====== Material shown ======

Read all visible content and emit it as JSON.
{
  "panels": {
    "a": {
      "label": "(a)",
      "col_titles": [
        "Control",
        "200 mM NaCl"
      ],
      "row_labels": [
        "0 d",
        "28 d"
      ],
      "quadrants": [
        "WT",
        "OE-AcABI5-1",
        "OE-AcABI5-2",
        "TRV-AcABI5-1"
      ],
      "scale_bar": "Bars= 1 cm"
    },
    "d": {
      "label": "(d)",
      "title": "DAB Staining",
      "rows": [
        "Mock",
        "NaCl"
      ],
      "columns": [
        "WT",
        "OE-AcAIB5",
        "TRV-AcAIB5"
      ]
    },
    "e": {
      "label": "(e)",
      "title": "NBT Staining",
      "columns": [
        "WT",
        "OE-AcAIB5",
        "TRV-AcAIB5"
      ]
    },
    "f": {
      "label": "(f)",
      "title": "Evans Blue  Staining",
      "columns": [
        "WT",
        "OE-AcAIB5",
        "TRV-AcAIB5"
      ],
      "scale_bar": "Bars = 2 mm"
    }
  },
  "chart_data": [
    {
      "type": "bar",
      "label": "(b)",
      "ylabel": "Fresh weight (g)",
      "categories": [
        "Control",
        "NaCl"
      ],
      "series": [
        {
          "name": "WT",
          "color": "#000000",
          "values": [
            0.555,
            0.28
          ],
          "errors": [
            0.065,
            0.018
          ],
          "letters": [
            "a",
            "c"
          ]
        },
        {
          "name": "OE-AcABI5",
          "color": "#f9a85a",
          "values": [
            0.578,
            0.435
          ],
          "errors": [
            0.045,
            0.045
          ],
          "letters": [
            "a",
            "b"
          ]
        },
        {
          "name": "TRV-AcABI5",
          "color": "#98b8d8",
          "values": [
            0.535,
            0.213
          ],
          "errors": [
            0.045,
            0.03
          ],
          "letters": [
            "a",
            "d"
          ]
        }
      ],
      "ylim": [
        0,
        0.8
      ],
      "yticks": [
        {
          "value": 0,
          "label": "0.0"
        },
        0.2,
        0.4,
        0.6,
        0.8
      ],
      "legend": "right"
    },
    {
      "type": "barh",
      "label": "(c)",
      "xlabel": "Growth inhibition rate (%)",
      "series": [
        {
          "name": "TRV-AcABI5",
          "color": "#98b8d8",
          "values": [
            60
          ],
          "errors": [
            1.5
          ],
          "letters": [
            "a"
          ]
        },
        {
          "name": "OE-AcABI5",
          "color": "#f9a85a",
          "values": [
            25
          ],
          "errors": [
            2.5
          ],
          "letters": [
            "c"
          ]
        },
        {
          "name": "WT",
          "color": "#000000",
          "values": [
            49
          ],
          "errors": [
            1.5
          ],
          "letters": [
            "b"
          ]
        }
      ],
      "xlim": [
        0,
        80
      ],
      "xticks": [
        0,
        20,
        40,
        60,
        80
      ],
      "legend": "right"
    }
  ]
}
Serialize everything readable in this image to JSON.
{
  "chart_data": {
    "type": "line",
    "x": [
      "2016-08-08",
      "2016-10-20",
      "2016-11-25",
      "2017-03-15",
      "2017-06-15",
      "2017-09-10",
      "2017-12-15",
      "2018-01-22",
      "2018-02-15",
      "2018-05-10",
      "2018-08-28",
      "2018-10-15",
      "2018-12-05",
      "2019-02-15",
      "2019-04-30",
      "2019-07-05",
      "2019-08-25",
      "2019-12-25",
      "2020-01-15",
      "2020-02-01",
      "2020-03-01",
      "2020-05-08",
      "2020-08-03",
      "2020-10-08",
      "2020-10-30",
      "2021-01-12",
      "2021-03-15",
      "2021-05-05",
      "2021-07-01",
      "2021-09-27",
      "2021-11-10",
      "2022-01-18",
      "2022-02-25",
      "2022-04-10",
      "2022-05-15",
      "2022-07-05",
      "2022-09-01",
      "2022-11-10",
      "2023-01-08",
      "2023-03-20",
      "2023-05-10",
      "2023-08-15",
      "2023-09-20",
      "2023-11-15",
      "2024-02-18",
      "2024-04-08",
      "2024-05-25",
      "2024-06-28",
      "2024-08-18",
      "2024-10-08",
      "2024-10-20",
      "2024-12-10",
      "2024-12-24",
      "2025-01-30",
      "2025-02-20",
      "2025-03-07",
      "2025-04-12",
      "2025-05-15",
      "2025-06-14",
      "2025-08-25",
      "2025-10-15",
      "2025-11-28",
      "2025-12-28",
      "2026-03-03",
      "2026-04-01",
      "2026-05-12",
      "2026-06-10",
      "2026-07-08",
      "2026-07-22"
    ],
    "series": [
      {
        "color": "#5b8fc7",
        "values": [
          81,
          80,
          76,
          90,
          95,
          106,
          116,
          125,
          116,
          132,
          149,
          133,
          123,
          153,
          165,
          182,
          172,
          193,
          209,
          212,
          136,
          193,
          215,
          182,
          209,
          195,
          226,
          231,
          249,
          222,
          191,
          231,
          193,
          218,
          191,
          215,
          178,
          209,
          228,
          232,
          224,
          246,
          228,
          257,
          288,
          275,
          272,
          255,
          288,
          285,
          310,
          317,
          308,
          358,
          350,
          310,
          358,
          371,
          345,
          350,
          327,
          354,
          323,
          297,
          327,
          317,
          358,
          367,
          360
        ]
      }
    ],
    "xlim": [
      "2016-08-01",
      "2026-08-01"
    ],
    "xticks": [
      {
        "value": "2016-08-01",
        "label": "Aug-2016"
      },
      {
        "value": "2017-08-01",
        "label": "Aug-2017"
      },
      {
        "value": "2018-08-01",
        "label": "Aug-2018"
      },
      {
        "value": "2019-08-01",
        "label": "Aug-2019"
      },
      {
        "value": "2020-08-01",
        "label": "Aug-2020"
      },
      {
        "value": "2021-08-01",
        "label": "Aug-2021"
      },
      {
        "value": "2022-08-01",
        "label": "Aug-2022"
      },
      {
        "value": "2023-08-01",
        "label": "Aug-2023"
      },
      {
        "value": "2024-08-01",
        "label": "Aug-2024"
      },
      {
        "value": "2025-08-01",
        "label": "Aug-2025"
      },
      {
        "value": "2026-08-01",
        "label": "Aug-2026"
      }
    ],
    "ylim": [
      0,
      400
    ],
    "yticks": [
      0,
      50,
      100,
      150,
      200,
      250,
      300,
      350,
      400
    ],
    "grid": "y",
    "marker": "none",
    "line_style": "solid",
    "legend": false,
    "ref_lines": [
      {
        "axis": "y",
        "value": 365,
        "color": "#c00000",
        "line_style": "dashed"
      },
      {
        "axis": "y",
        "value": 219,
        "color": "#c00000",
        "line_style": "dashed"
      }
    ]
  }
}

======

Reproduce the material above, every line of it, exactly.

Read all visible content and emit it as JSON.
{
  "panels": {
    "a": {
      "label": "(a)",
      "col_titles": [
        "Control",
        "200 mM NaCl"
      ],
      "row_labels": [
        "0 d",
        "28 d"
      ],
      "quadrants": [
        "WT",
        "OE-AcABI5-1",
        "OE-AcABI5-2",
        "TRV-AcABI5-1"
      ],
      "scale_bar": "Bars= 1 cm"
    },
    "d": {
      "label": "(d)",
      "title": "DAB Staining",
      "rows": [
        "Mock",
        "NaCl"
      ],
      "columns": [
        "WT",
        "OE-AcAIB5",
        "TRV-AcAIB5"
      ]
    },
    "e": {
      "label": "(e)",
      "title": "NBT Staining",
      "columns": [
        "WT",
        "OE-AcAIB5",
        "TRV-AcAIB5"
      ]
    },
    "f": {
      "label": "(f)",
      "title": "Evans Blue  Staining",
      "columns": [
        "WT",
        "OE-AcAIB5",
        "TRV-AcAIB5"
      ],
      "scale_bar": "Bars = 2 mm"
    }
  },
  "chart_data": [
    {
      "type": "bar",
      "label": "(b)",
      "ylabel": "Fresh weight (g)",
      "categories": [
        "Control",
        "NaCl"
      ],
      "series": [
        {
          "name": "WT",
          "color": "#000000",
          "values": [
            0.555,
            0.28
          ],
          "errors": [
            0.065,
            0.018
          ],
          "letters": [
            "a",
            "c"
          ]
        },
        {
          "name": "OE-AcABI5",
          "color": "#f9a85a",
          "values": [
            0.578,
            0.435
          ],
          "errors": [
            0.045,
            0.045
          ],
          "letters": [
            "a",
            "b"
          ]
        },
        {
          "name": "TRV-AcABI5",
          "color": "#98b8d8",
          "values": [
            0.535,
            0.213
          ],
          "errors": [
            0.045,
            0.03
          ],
          "letters": [
            "a",
            "d"
          ]
        }
      ],
      "ylim": [
        0,
        0.8
      ],
      "yticks": [
        {
          "value": 0,
          "label": "0.0"
        },
        0.2,
        0.4,
        0.6,
        0.8
      ],
      "legend": "right"
    },
    {
      "type": "barh",
      "label": "(c)",
      "xlabel": "Growth inhibition rate (%)",
      "series": [
        {
          "name": "TRV-AcABI5",
          "color": "#98b8d8",
          "values": [
            60
          ],
          "errors": [
            1.5
          ],
          "letters": [
            "a"
          ]
        },
        {
          "name": "OE-AcABI5",
          "color": "#f9a85a",
          "values": [
            25
          ],
          "errors": [
            2.5
          ],
          "letters": [
            "c"
          ]
        },
        {
          "name": "WT",
          "color": "#000000",
          "values": [
            49
          ],
          "errors": [
            1.5
          ],
          "letters": [
            "b"
          ]
        }
      ],
      "xlim": [
        0,
        80
      ],
      "xticks": [
        0,
        20,
        40,
        60,
        80
      ],
      "legend": "right"
    }
  ]
}
Serialize everything readable in this image to JSON.
{
  "chart_data": {
    "type": "line",
    "x": [
      "2016-08-08",
      "2016-10-20",
      "2016-11-25",
      "2017-03-15",
      "2017-06-15",
      "2017-09-10",
      "2017-12-15",
      "2018-01-22",
      "2018-02-15",
      "2018-05-10",
      "2018-08-28",
      "2018-10-15",
      "2018-12-05",
      "2019-02-15",
      "2019-04-30",
      "2019-07-05",
      "2019-08-25",
      "2019-12-25",
      "2020-01-15",
      "2020-02-01",
      "2020-03-01",
      "2020-05-08",
      "2020-08-03",
      "2020-10-08",
      "2020-10-30",
      "2021-01-12",
      "2021-03-15",
      "2021-05-05",
      "2021-07-01",
      "2021-09-27",
      "2021-11-10",
      "2022-01-18",
      "2022-02-25",
      "2022-04-10",
      "2022-05-15",
      "2022-07-05",
      "2022-09-01",
      "2022-11-10",
      "2023-01-08",
      "2023-03-20",
      "2023-05-10",
      "2023-08-15",
      "2023-09-20",
      "2023-11-15",
      "2024-02-18",
      "2024-04-08",
      "2024-05-25",
      "2024-06-28",
      "2024-08-18",
      "2024-10-08",
      "2024-10-20",
      "2024-12-10",
      "2024-12-24",
      "2025-01-30",
      "2025-02-20",
      "2025-03-07",
      "2025-04-12",
      "2025-05-15",
      "2025-06-14",
      "2025-08-25",
      "2025-10-15",
      "2025-11-28",
      "2025-12-28",
      "2026-03-03",
      "2026-04-01",
      "2026-05-12",
      "2026-06-10",
      "2026-07-08",
      "2026-07-22"
    ],
    "series": [
      {
        "color": "#5b8fc7",
        "values": [
          81,
          80,
          76,
          90,
          95,
          106,
          116,
          125,
          116,
          132,
          149,
          133,
          123,
          153,
          165,
          182,
          172,
          193,
          209,
          212,
          136,
          193,
          215,
          182,
          209,
          195,
          226,
          231,
          249,
          222,
          191,
          231,
          193,
          218,
          191,
          215,
          178,
          209,
          228,
          232,
          224,
          246,
          228,
          257,
          288,
          275,
          272,
          255,
          288,
          285,
          310,
          317,
          308,
          358,
          350,
          310,
          358,
          371,
          345,
          350,
          327,
          354,
          323,
          297,
          327,
          317,
          358,
          367,
          360
        ]
      }
    ],
    "xlim": [
      "2016-08-01",
      "2026-08-01"
    ],
    "xticks": [
      {
        "value": "2016-08-01",
        "label": "Aug-2016"
      },
      {
        "value": "2017-08-01",
        "label": "Aug-2017"
      },
      {
        "value": "2018-08-01",
        "label": "Aug-2018"
      },
      {
        "value": "2019-08-01",
        "label": "Aug-2019"
      },
      {
        "value": "2020-08-01",
        "label": "Aug-2020"
      },
      {
        "value": "2021-08-01",
        "label": "Aug-2021"
      },
      {
        "value": "2022-08-01",
        "label": "Aug-2022"
      },
      {
        "value": "2023-08-01",
        "label": "Aug-2023"
      },
      {
        "value": "2024-08-01",
        "label": "Aug-2024"
      },
      {
        "value": "2025-08-01",
        "label": "Aug-2025"
      },
      {
        "value": "2026-08-01",
        "label": "Aug-2026"
      }
    ],
    "ylim": [
      0,
      400
    ],
    "yticks": [
      0,
      50,
      100,
      150,
      200,
      250,
      300,
      350,
      400
    ],
    "grid": "y",
    "marker": "none",
    "line_style": "solid",
    "legend": false,
    "ref_lines": [
      {
        "axis": "y",
        "value": 365,
        "color": "#c00000",
        "line_style": "dashed"
      },
      {
        "axis": "y",
        "value": 219,
        "color": "#c00000",
        "line_style": "dashed"
      }
    ]
  }
}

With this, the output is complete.